* START GIVEN DATA *
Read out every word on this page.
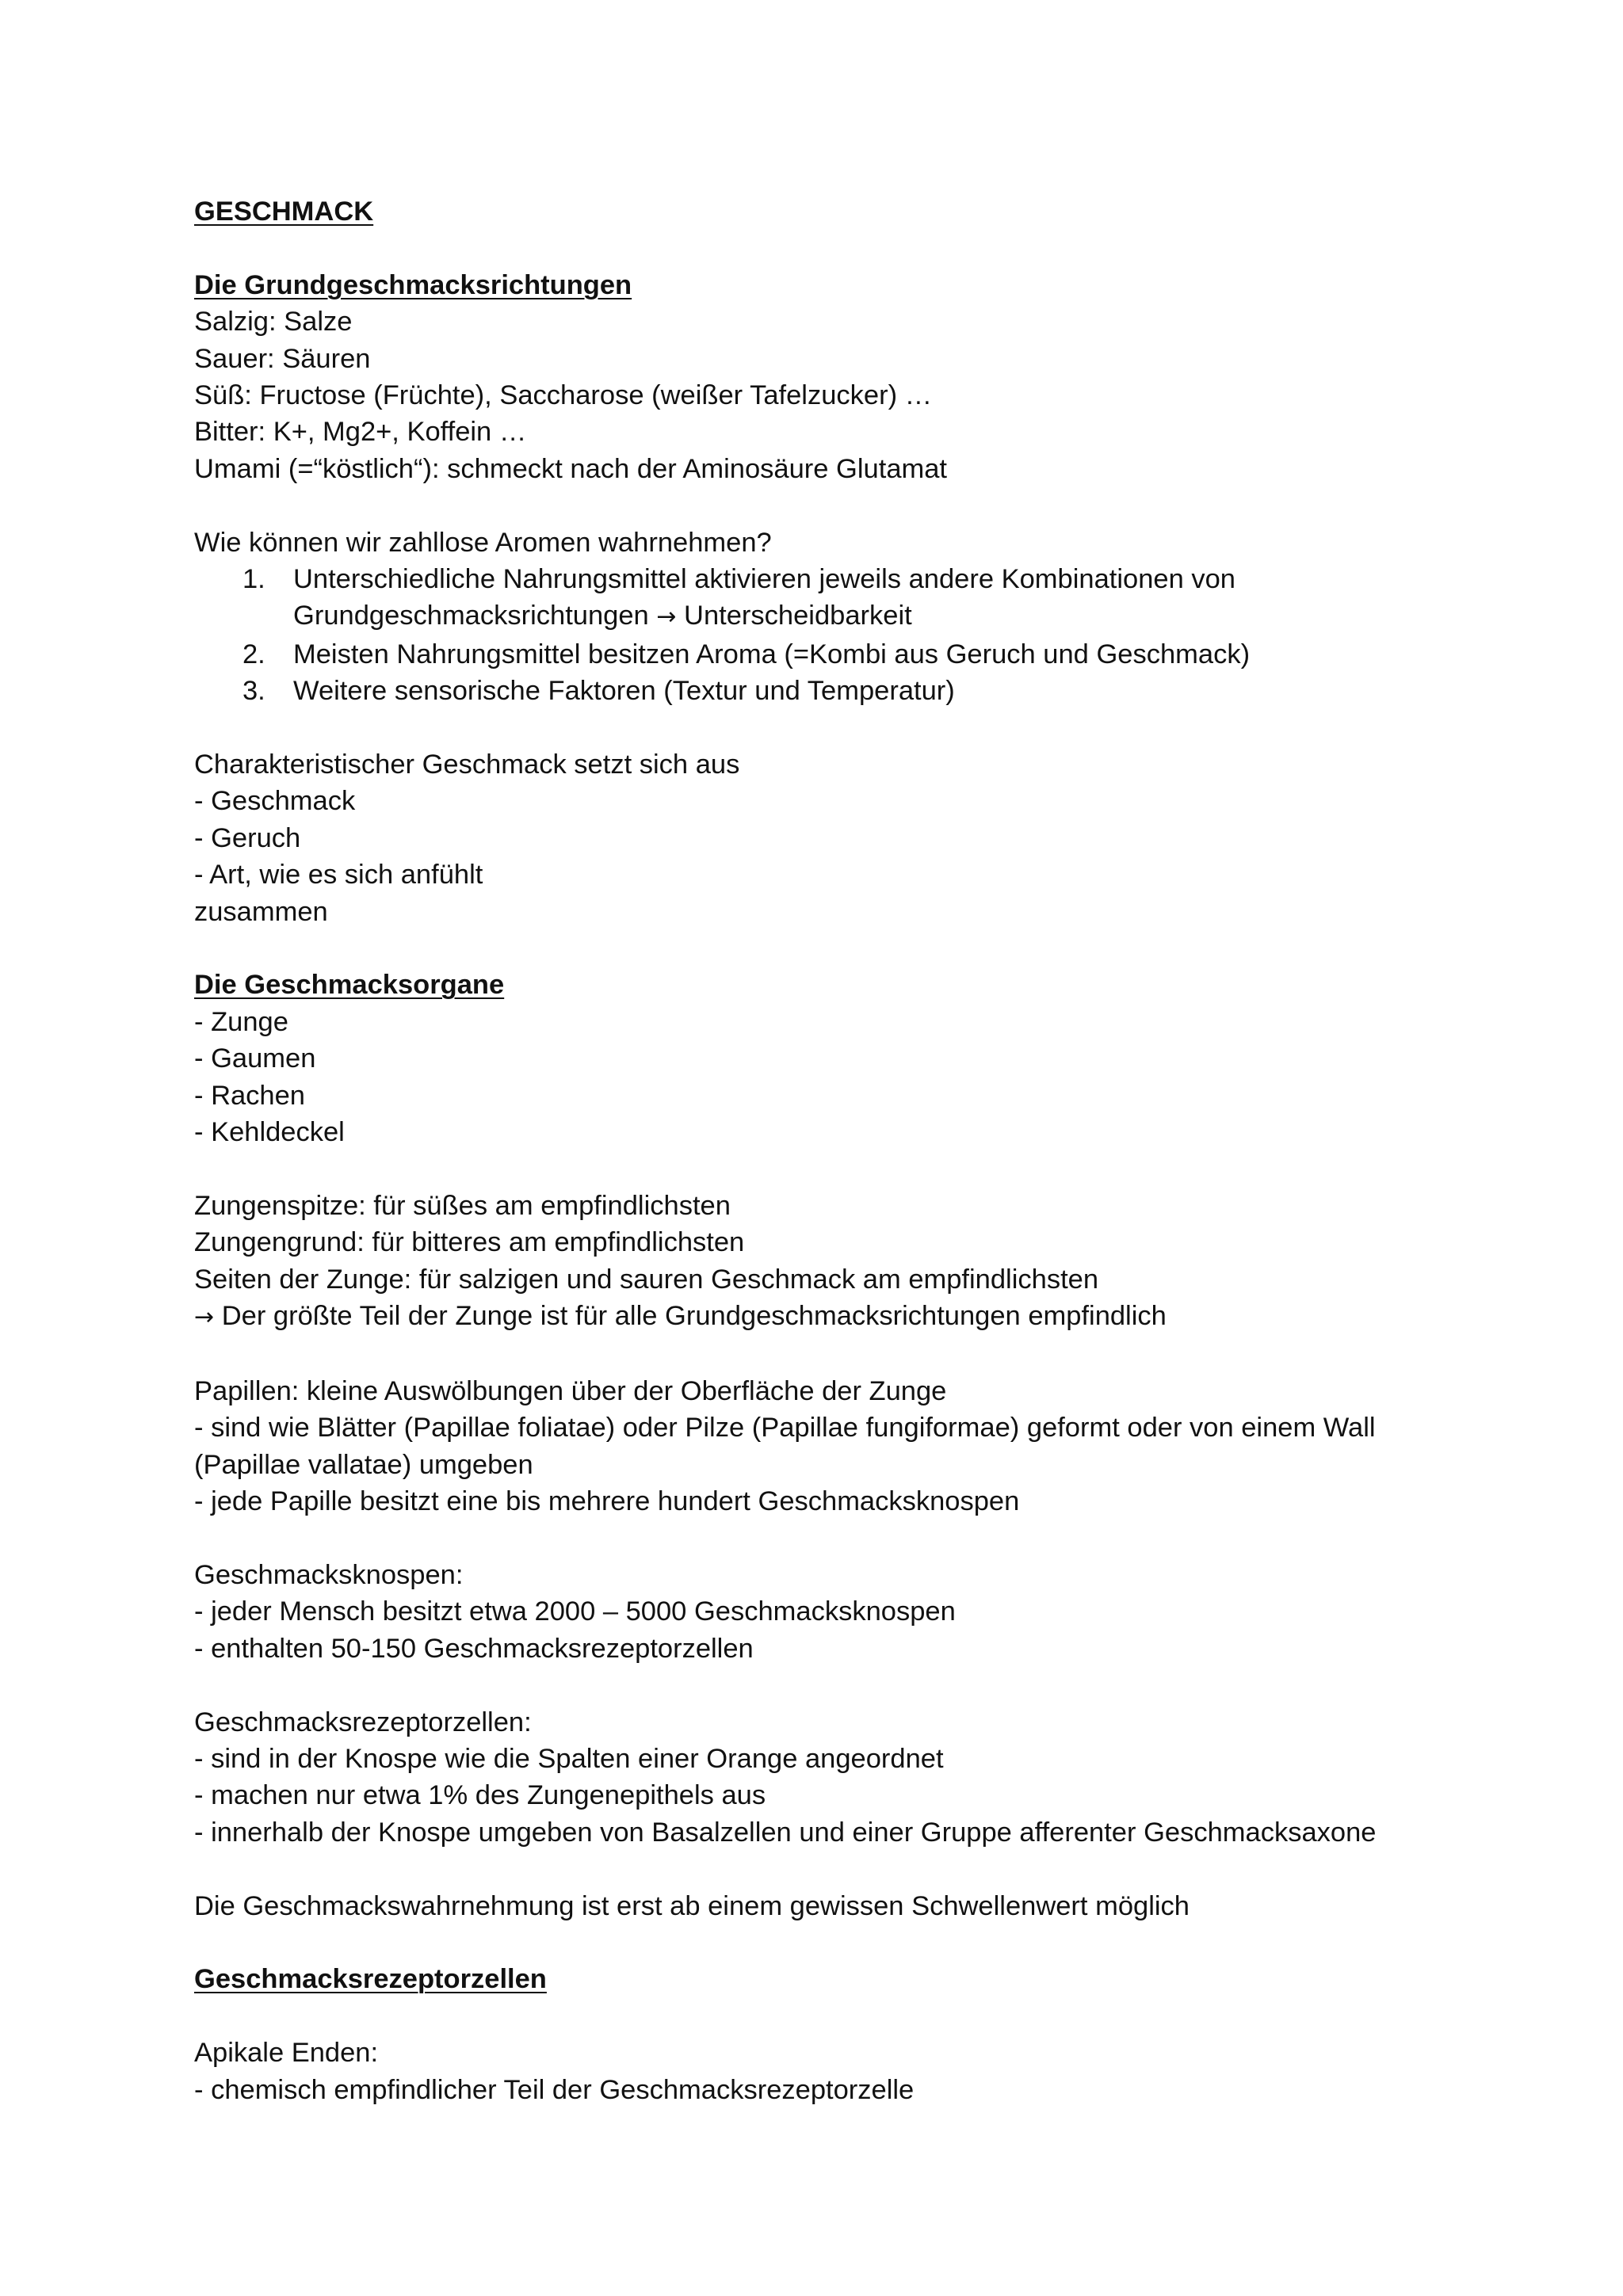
GESCHMACK
Die Grundgeschmacksrichtungen
Salzig: Salze
Sauer: Säuren
Süß: Fructose (Früchte), Saccharose (weißer Tafelzucker) …
Bitter: K+, Mg2+, Koffein …
Umami (=“köstlich“): schmeckt nach der Aminosäure Glutamat
Wie können wir zahllose Aromen wahrnehmen?
1. Unterschiedliche Nahrungsmittel aktivieren jeweils andere Kombinationen von Grundgeschmacksrichtungen → Unterscheidbarkeit
2. Meisten Nahrungsmittel besitzen Aroma (=Kombi aus Geruch und Geschmack)
3. Weitere sensorische Faktoren (Textur und Temperatur)
Charakteristischer Geschmack setzt sich aus
- Geschmack
- Geruch
- Art, wie es sich anfühlt
zusammen
Die Geschmacksorgane
- Zunge
- Gaumen
- Rachen
- Kehldeckel
Zungenspitze: für süßes am empfindlichsten
Zungengrund: für bitteres am empfindlichsten
Seiten der Zunge: für salzigen und sauren Geschmack am empfindlichsten
→ Der größte Teil der Zunge ist für alle Grundgeschmacksrichtungen empfindlich
Papillen: kleine Auswölbungen über der Oberfläche der Zunge
- sind wie Blätter (Papillae foliatae) oder Pilze (Papillae fungiformae) geformt oder von einem Wall (Papillae vallatae) umgeben
- jede Papille besitzt eine bis mehrere hundert Geschmacksknospen
Geschmacksknospen:
- jeder Mensch besitzt etwa 2000 – 5000 Geschmacksknospen
- enthalten 50-150 Geschmacksrezeptorzellen
Geschmacksrezeptorzellen:
- sind in der Knospe wie die Spalten einer Orange angeordnet
- machen nur etwa 1% des Zungenepithels aus
- innerhalb der Knospe umgeben von Basalzellen und einer Gruppe afferenter Geschmacksaxone
Die Geschmackswahrnehmung ist erst ab einem gewissen Schwellenwert möglich
Geschmacksrezeptorzellen
Apikale Enden:
- chemisch empfindlicher Teil der Geschmacksrezeptorzelle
* END GIVEN DATA *
EXERCISE> Reproduce the listing word for word and omit its pictures.

ANSWER IN FULL>
Read out every word on this page.
GESCHMACK
Die Grundgeschmacksrichtungen
Salzig: Salze
Sauer: Säuren
Süß: Fructose (Früchte), Saccharose (weißer Tafelzucker) …
Bitter: K+, Mg2+, Koffein …
Umami (=“köstlich“): schmeckt nach der Aminosäure Glutamat
Wie können wir zahllose Aromen wahrnehmen?
1. Unterschiedliche Nahrungsmittel aktivieren jeweils andere Kombinationen von Grundgeschmacksrichtungen → Unterscheidbarkeit
2. Meisten Nahrungsmittel besitzen Aroma (=Kombi aus Geruch und Geschmack)
3. Weitere sensorische Faktoren (Textur und Temperatur)
Charakteristischer Geschmack setzt sich aus
- Geschmack
- Geruch
- Art, wie es sich anfühlt
zusammen
Die Geschmacksorgane
- Zunge
- Gaumen
- Rachen
- Kehldeckel
Zungenspitze: für süßes am empfindlichsten
Zungengrund: für bitteres am empfindlichsten
Seiten der Zunge: für salzigen und sauren Geschmack am empfindlichsten
→ Der größte Teil der Zunge ist für alle Grundgeschmacksrichtungen empfindlich
Papillen: kleine Auswölbungen über der Oberfläche der Zunge
- sind wie Blätter (Papillae foliatae) oder Pilze (Papillae fungiformae) geformt oder von einem Wall (Papillae vallatae) umgeben
- jede Papille besitzt eine bis mehrere hundert Geschmacksknospen
Geschmacksknospen:
- jeder Mensch besitzt etwa 2000 – 5000 Geschmacksknospen
- enthalten 50-150 Geschmacksrezeptorzellen
Geschmacksrezeptorzellen:
- sind in der Knospe wie die Spalten einer Orange angeordnet
- machen nur etwa 1% des Zungenepithels aus
- innerhalb der Knospe umgeben von Basalzellen und einer Gruppe afferenter Geschmacksaxone
Die Geschmackswahrnehmung ist erst ab einem gewissen Schwellenwert möglich
Geschmacksrezeptorzellen
Apikale Enden:
- chemisch empfindlicher Teil der Geschmacksrezeptorzelle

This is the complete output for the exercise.